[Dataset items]

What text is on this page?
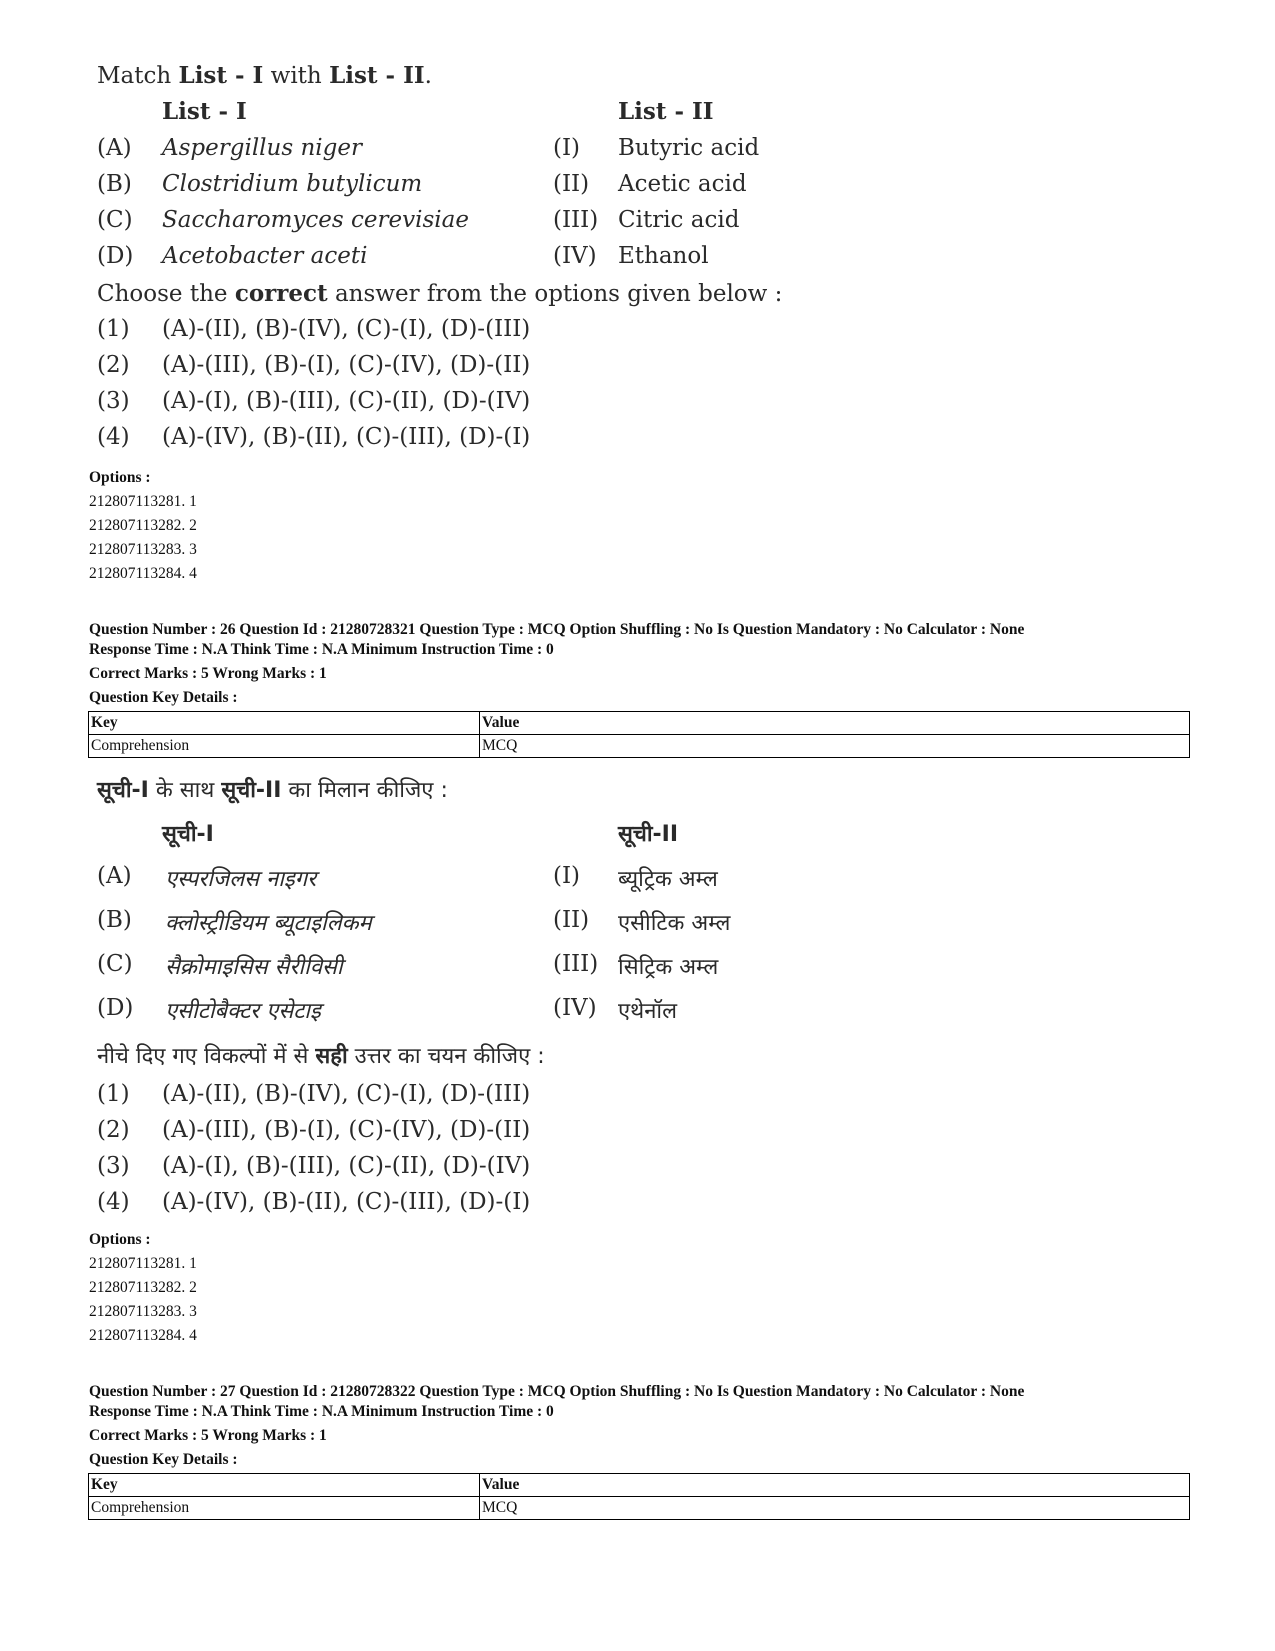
Match List - I with List - II.
List - I	List - II
(A) Aspergillus niger	(I) Butyric acid
(B) Clostridium butylicum	(II) Acetic acid
(C) Saccharomyces cerevisiae	(III) Citric acid
(D) Acetobacter aceti	(IV) Ethanol
Choose the correct answer from the options given below :
(1) (A)-(II), (B)-(IV), (C)-(I), (D)-(III)
(2) (A)-(III), (B)-(I), (C)-(IV), (D)-(II)
(3) (A)-(I), (B)-(III), (C)-(II), (D)-(IV)
(4) (A)-(IV), (B)-(II), (C)-(III), (D)-(I)
Options :
212807113281. 1
212807113282. 2
212807113283. 3
212807113284. 4
Question Number : 26 Question Id : 21280728321 Question Type : MCQ Option Shuffling : No Is Question Mandatory : No Calculator : None
Response Time : N.A Think Time : N.A Minimum Instruction Time : 0
Correct Marks : 5 Wrong Marks : 1
Question Key Details :
Key	Value
Comprehension	MCQ
सूची-I के साथ सूची-II का मिलान कीजिए :
सूची-I	सूची-II
(A) एस्परजिलस नाइगर	(I) ब्यूट्रिक अम्ल
(B) क्लोस्ट्रीडियम ब्यूटाइलिकम	(II) एसीटिक अम्ल
(C) सैक्रोमाइसिस सैरीविसी	(III) सिट्रिक अम्ल
(D) एसीटोबैक्टर एसेटाइ	(IV) एथेनॉल
नीचे दिए गए विकल्पों में से सही उत्तर का चयन कीजिए :
(1) (A)-(II), (B)-(IV), (C)-(I), (D)-(III)
(2) (A)-(III), (B)-(I), (C)-(IV), (D)-(II)
(3) (A)-(I), (B)-(III), (C)-(II), (D)-(IV)
(4) (A)-(IV), (B)-(II), (C)-(III), (D)-(I)
Options :
212807113281. 1
212807113282. 2
212807113283. 3
212807113284. 4
Question Number : 27 Question Id : 21280728322 Question Type : MCQ Option Shuffling : No Is Question Mandatory : No Calculator : None
Response Time : N.A Think Time : N.A Minimum Instruction Time : 0
Correct Marks : 5 Wrong Marks : 1
Question Key Details :
Key	Value
Comprehension	MCQ
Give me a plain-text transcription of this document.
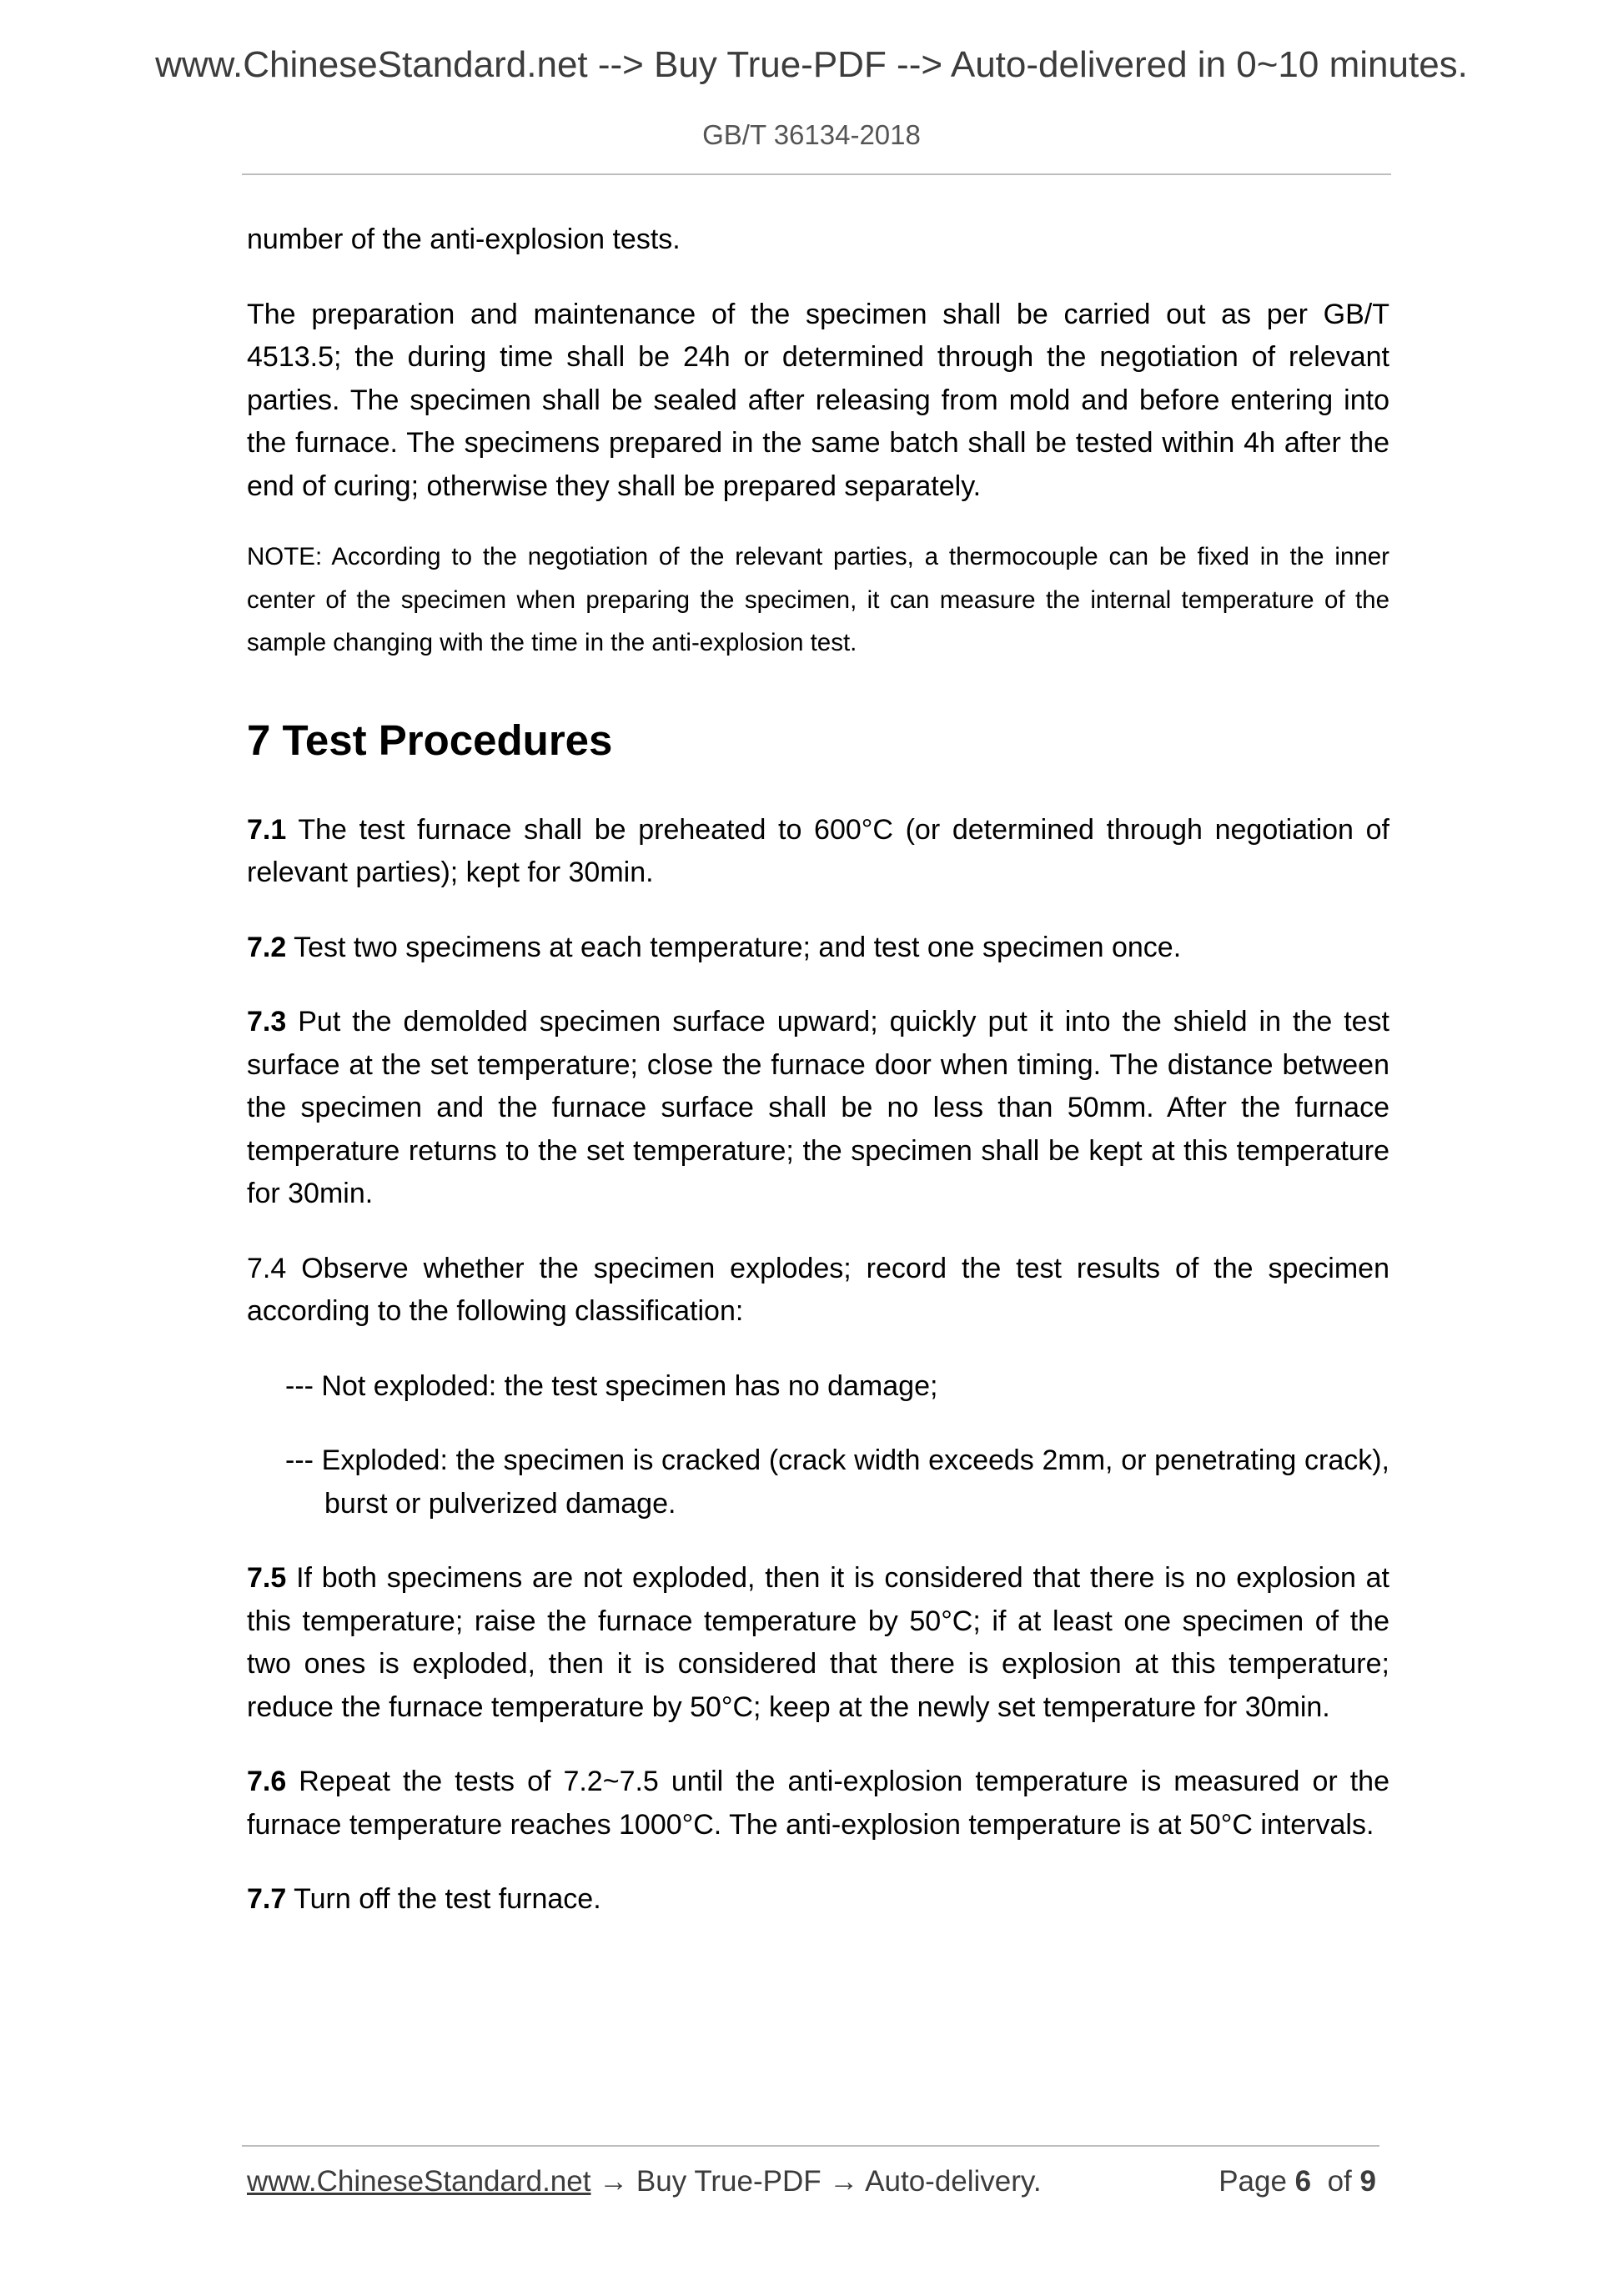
www.ChineseStandard.net --> Buy True-PDF --> Auto-delivered in 0~10 minutes.
GB/T 36134-2018

number of the anti-explosion tests.

The preparation and maintenance of the specimen shall be carried out as per GB/T 4513.5; the during time shall be 24h or determined through the negotiation of relevant parties. The specimen shall be sealed after releasing from mold and before entering into the furnace. The specimens prepared in the same batch shall be tested within 4h after the end of curing; otherwise they shall be prepared separately.

NOTE: According to the negotiation of the relevant parties, a thermocouple can be fixed in the inner center of the specimen when preparing the specimen, it can measure the internal temperature of the sample changing with the time in the anti-explosion test.

7 Test Procedures

7.1 The test furnace shall be preheated to 600°C (or determined through negotiation of relevant parties); kept for 30min.

7.2 Test two specimens at each temperature; and test one specimen once.

7.3 Put the demolded specimen surface upward; quickly put it into the shield in the test surface at the set temperature; close the furnace door when timing. The distance between the specimen and the furnace surface shall be no less than 50mm. After the furnace temperature returns to the set temperature; the specimen shall be kept at this temperature for 30min.

7.4 Observe whether the specimen explodes; record the test results of the specimen according to the following classification:

--- Not exploded: the test specimen has no damage;

--- Exploded: the specimen is cracked (crack width exceeds 2mm, or penetrating crack), burst or pulverized damage.

7.5 If both specimens are not exploded, then it is considered that there is no explosion at this temperature; raise the furnace temperature by 50°C; if at least one specimen of the two ones is exploded, then it is considered that there is explosion at this temperature; reduce the furnace temperature by 50°C; keep at the newly set temperature for 30min.

7.6 Repeat the tests of 7.2~7.5 until the anti-explosion temperature is measured or the furnace temperature reaches 1000°C. The anti-explosion temperature is at 50°C intervals.

7.7 Turn off the test furnace.

www.ChineseStandard.net → Buy True-PDF → Auto-delivery.	Page 6 of 9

GOAL OF THE EXERCISE. Take the listing above and print it exactly, apart from the pictures.

EXERCISE SOLUTION.
What text is on this page?
Match List - I with List - II.
List - I	List - II
(A) Aspergillus niger	(I) Butyric acid
(B) Clostridium butylicum	(II) Acetic acid
(C) Saccharomyces cerevisiae	(III) Citric acid
(D) Acetobacter aceti	(IV) Ethanol
Choose the correct answer from the options given below :
(1) (A)-(II), (B)-(IV), (C)-(I), (D)-(III)
(2) (A)-(III), (B)-(I), (C)-(IV), (D)-(II)
(3) (A)-(I), (B)-(III), (C)-(II), (D)-(IV)
(4) (A)-(IV), (B)-(II), (C)-(III), (D)-(I)
Options :
212807113281. 1
212807113282. 2
212807113283. 3
212807113284. 4
Question Number : 26 Question Id : 21280728321 Question Type : MCQ Option Shuffling : No Is Question Mandatory : No Calculator : None
Response Time : N.A Think Time : N.A Minimum Instruction Time : 0
Correct Marks : 5 Wrong Marks : 1
Question Key Details :
Key	Value
Comprehension	MCQ
सूची-I के साथ सूची-II का मिलान कीजिए :
सूची-I	सूची-II
(A) एस्परजिलस नाइगर	(I) ब्यूट्रिक अम्ल
(B) क्लोस्ट्रीडियम ब्यूटाइलिकम	(II) एसीटिक अम्ल
(C) सैक्रोमाइसिस सैरीविसी	(III) सिट्रिक अम्ल
(D) एसीटोबैक्टर एसेटाइ	(IV) एथेनॉल
नीचे दिए गए विकल्पों में से सही उत्तर का चयन कीजिए :
(1) (A)-(II), (B)-(IV), (C)-(I), (D)-(III)
(2) (A)-(III), (B)-(I), (C)-(IV), (D)-(II)
(3) (A)-(I), (B)-(III), (C)-(II), (D)-(IV)
(4) (A)-(IV), (B)-(II), (C)-(III), (D)-(I)
Options :
212807113281. 1
212807113282. 2
212807113283. 3
212807113284. 4
Question Number : 27 Question Id : 21280728322 Question Type : MCQ Option Shuffling : No Is Question Mandatory : No Calculator : None
Response Time : N.A Think Time : N.A Minimum Instruction Time : 0
Correct Marks : 5 Wrong Marks : 1
Question Key Details :
Key	Value
Comprehension	MCQ
Give me a plain-text transcription of this document.
www.ChineseStandard.net --> Buy True-PDF --> Auto-delivered in 0~10 minutes.
GB/T 36134-2018

number of the anti-explosion tests.

The preparation and maintenance of the specimen shall be carried out as per GB/T 4513.5; the during time shall be 24h or determined through the negotiation of relevant parties. The specimen shall be sealed after releasing from mold and before entering into the furnace. The specimens prepared in the same batch shall be tested within 4h after the end of curing; otherwise they shall be prepared separately.

NOTE: According to the negotiation of the relevant parties, a thermocouple can be fixed in the inner center of the specimen when preparing the specimen, it can measure the internal temperature of the sample changing with the time in the anti-explosion test.

7 Test Procedures

7.1 The test furnace shall be preheated to 600°C (or determined through negotiation of relevant parties); kept for 30min.

7.2 Test two specimens at each temperature; and test one specimen once.

7.3 Put the demolded specimen surface upward; quickly put it into the shield in the test surface at the set temperature; close the furnace door when timing. The distance between the specimen and the furnace surface shall be no less than 50mm. After the furnace temperature returns to the set temperature; the specimen shall be kept at this temperature for 30min.

7.4 Observe whether the specimen explodes; record the test results of the specimen according to the following classification:

--- Not exploded: the test specimen has no damage;

--- Exploded: the specimen is cracked (crack width exceeds 2mm, or penetrating crack), burst or pulverized damage.

7.5 If both specimens are not exploded, then it is considered that there is no explosion at this temperature; raise the furnace temperature by 50°C; if at least one specimen of the two ones is exploded, then it is considered that there is explosion at this temperature; reduce the furnace temperature by 50°C; keep at the newly set temperature for 30min.

7.6 Repeat the tests of 7.2~7.5 until the anti-explosion temperature is measured or the furnace temperature reaches 1000°C. The anti-explosion temperature is at 50°C intervals.

7.7 Turn off the test furnace.

www.ChineseStandard.net → Buy True-PDF → Auto-delivery.	Page 6 of 9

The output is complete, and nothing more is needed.